### INPUT DATA ###

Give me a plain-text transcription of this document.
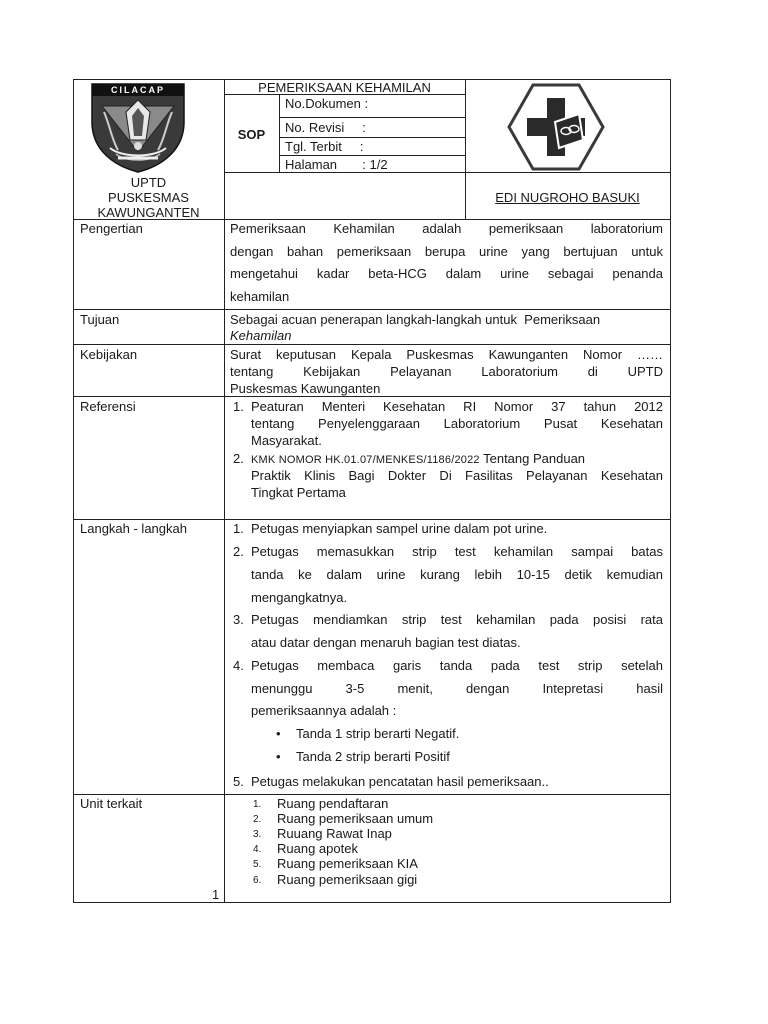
CILACAP
UPTD
PUSKESMAS
KAWUNGANTEN
PEMERIKSAAN KEHAMILAN
SOP
No.Dokumen :
No. Revisi     :
Tgl. Terbit     :
Halaman       : 1/2
EDI NUGROHO BASUKI
Pengertian	Pemeriksaan Kehamilan adalah pemeriksaan laboratorium
dengan bahan pemeriksaan berupa urine yang bertujuan untuk
mengetahui kadar beta-HCG dalam urine sebagai penanda
kehamilan
Tujuan	Sebagai acuan penerapan langkah-langkah untuk  Pemeriksaan
Kehamilan
Kebijakan	Surat keputusan Kepala Puskesmas Kawunganten Nomor ……
tentang Kebijakan Pelayanan Laboratorium di UPTD
Puskesmas Kawunganten
Referensi	1. Peaturan Menteri Kesehatan RI Nomor 37 tahun 2012
tentang Penyelenggaraan Laboratorium Pusat Kesehatan
Masyarakat.
2. KMK NOMOR HK.01.07/MENKES/1186/2022 Tentang Panduan
Praktik Klinis Bagi Dokter Di Fasilitas Pelayanan Kesehatan
Tingkat Pertama
Langkah - langkah	1. Petugas menyiapkan sampel urine dalam pot urine.
2. Petugas memasukkan strip test kehamilan sampai batas
tanda ke dalam urine kurang lebih 10-15 detik kemudian
mengangkatnya.
3. Petugas mendiamkan strip test kehamilan pada posisi rata
atau datar dengan menaruh bagian test diatas.
4. Petugas membaca garis tanda pada test strip setelah
menunggu 3-5 menit, dengan Intepretasi hasil
pemeriksaannya adalah :
• Tanda 1 strip berarti Negatif.
• Tanda 2 strip berarti Positif
5. Petugas melakukan pencatatan hasil pemeriksaan..
Unit terkait	1. Ruang pendaftaran
2. Ruang pemeriksaan umum
3. Ruuang Rawat Inap
4. Ruang apotek
5. Ruang pemeriksaan KIA
6. Ruang pemeriksaan gigi
1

###

**WRITTEN PROBLEM:** Copy every line of the listing where the word "test" appears.

**ANSWER TO THE PROBLEM:**
2. Petugas memasukkan strip test kehamilan sampai batas
3. Petugas mendiamkan strip test kehamilan pada posisi rata
atau datar dengan menaruh bagian test diatas.
4. Petugas membaca garis tanda pada test strip setelah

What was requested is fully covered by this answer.